(Data extracted from a collection)
##############################

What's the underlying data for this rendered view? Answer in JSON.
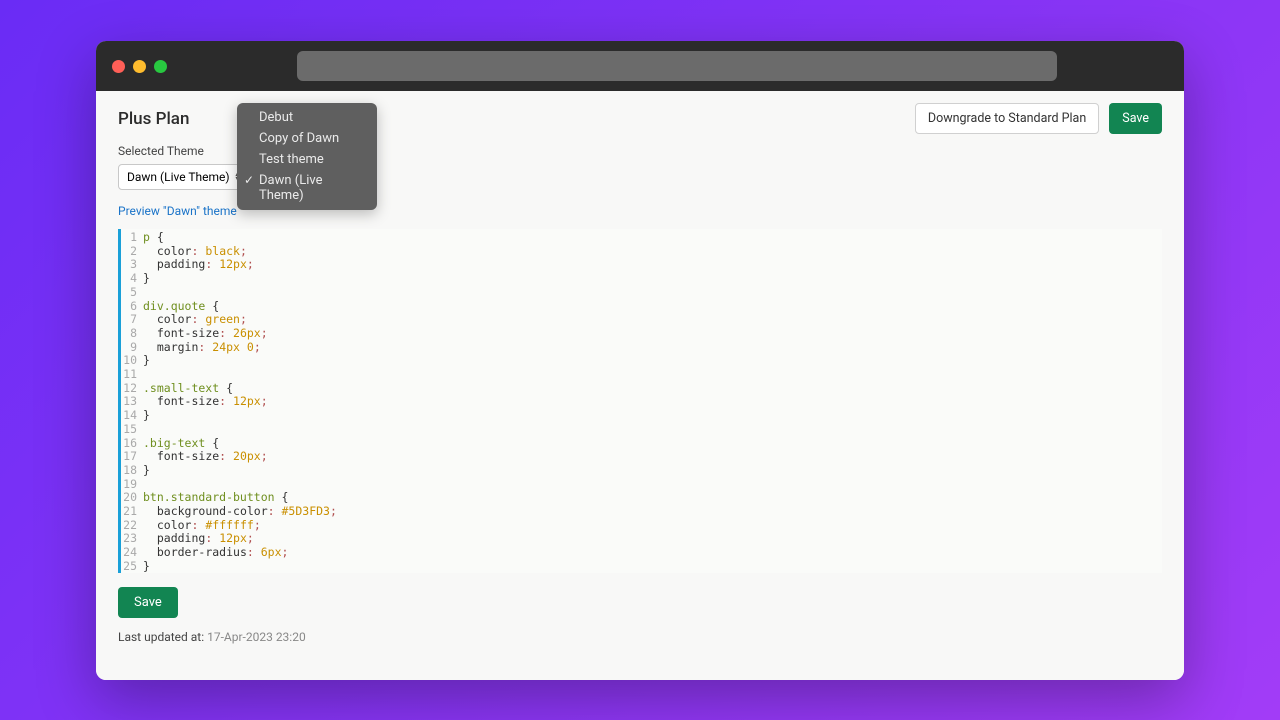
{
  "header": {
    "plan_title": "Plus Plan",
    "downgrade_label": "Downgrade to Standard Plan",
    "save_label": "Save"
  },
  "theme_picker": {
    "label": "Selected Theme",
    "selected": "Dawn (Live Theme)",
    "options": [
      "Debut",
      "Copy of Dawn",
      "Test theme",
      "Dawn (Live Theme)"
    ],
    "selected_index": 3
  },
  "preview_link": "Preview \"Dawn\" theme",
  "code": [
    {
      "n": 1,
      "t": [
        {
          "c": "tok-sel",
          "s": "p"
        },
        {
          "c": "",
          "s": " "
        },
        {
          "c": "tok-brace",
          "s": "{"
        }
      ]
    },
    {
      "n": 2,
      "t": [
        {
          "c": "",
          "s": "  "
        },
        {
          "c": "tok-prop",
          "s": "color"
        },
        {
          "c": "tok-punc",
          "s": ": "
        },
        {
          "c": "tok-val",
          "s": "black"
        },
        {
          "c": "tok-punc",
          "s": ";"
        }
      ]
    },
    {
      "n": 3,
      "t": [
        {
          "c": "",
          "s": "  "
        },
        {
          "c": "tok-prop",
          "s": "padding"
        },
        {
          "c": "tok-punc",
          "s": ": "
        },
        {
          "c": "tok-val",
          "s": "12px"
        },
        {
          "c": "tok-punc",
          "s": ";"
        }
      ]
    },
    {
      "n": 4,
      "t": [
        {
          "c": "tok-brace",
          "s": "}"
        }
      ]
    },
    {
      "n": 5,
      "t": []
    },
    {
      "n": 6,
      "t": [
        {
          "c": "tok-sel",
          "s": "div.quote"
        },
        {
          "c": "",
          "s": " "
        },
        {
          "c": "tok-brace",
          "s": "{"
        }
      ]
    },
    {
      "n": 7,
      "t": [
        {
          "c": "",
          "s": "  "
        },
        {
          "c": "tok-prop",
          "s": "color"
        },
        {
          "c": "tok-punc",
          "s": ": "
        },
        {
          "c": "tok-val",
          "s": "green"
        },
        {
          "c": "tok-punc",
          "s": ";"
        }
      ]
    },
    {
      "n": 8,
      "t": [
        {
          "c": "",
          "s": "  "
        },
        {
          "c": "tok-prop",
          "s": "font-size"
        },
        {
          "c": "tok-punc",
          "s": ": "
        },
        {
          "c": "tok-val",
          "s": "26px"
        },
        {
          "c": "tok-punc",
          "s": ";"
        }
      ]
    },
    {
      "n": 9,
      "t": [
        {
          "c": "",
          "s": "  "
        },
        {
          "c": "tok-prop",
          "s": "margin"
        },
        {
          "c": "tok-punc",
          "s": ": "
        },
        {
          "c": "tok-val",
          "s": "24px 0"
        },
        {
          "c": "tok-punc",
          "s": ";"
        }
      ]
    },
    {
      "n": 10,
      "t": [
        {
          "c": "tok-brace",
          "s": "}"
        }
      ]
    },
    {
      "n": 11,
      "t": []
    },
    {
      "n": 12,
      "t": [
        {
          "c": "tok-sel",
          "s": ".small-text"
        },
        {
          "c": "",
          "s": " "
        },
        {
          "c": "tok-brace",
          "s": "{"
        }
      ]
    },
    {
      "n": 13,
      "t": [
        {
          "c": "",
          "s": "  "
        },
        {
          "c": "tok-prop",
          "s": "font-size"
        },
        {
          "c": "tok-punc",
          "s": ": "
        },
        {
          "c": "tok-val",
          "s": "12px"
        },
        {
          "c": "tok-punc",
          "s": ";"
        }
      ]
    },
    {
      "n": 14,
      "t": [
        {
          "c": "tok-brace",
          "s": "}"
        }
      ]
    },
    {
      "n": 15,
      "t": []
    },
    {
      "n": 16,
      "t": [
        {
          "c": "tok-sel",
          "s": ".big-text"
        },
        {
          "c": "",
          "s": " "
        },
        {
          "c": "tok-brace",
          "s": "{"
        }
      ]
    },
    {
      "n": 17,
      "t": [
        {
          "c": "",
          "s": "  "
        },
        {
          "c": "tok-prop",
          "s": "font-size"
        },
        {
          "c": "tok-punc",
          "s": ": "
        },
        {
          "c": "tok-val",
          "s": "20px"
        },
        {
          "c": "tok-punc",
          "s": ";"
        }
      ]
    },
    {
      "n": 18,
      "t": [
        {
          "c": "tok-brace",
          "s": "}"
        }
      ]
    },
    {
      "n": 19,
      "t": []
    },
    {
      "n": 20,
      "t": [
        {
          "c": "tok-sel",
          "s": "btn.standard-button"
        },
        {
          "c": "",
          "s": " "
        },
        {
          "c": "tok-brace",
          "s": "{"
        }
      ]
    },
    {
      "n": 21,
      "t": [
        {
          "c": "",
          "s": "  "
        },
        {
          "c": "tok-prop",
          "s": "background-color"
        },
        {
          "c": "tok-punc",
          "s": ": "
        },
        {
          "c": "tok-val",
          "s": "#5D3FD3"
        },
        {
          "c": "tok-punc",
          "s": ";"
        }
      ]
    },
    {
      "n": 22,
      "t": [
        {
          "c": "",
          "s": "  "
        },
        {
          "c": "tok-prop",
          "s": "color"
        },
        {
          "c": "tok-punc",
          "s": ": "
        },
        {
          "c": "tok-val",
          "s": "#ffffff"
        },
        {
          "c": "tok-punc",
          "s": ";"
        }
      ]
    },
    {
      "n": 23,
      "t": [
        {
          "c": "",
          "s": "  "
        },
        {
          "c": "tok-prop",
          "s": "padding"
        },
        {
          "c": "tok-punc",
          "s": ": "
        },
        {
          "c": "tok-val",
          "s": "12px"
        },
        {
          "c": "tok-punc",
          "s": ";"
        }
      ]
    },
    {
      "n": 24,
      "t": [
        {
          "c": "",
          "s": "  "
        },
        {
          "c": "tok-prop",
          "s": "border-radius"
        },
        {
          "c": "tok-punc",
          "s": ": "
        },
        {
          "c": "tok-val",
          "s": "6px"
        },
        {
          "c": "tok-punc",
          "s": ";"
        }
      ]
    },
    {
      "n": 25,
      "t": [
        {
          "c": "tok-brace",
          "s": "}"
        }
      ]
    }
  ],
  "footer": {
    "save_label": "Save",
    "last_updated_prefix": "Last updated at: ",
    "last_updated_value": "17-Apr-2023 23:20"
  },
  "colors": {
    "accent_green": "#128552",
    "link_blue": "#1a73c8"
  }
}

##############################

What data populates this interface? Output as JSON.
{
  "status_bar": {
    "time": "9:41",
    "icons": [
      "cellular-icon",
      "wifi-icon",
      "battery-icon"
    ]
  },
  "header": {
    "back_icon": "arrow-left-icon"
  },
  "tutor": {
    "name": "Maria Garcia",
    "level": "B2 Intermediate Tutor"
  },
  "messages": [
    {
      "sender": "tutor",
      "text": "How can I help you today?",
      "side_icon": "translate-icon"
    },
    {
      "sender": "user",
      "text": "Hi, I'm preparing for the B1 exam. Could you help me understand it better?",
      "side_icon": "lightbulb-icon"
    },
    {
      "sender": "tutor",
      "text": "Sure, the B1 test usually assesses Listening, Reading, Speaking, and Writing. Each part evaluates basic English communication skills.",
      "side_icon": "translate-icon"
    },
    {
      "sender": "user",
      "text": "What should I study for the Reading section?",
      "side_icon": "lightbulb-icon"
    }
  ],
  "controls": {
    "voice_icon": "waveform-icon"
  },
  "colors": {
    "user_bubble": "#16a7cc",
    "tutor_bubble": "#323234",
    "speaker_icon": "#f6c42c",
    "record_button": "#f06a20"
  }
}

##############################

» Goal:
Return from the data every line that holds "help".

» The output:
      "text": "How can I help you today?",
      "text": "Hi, I'm preparing for the B1 exam. Could you help me understand it better?",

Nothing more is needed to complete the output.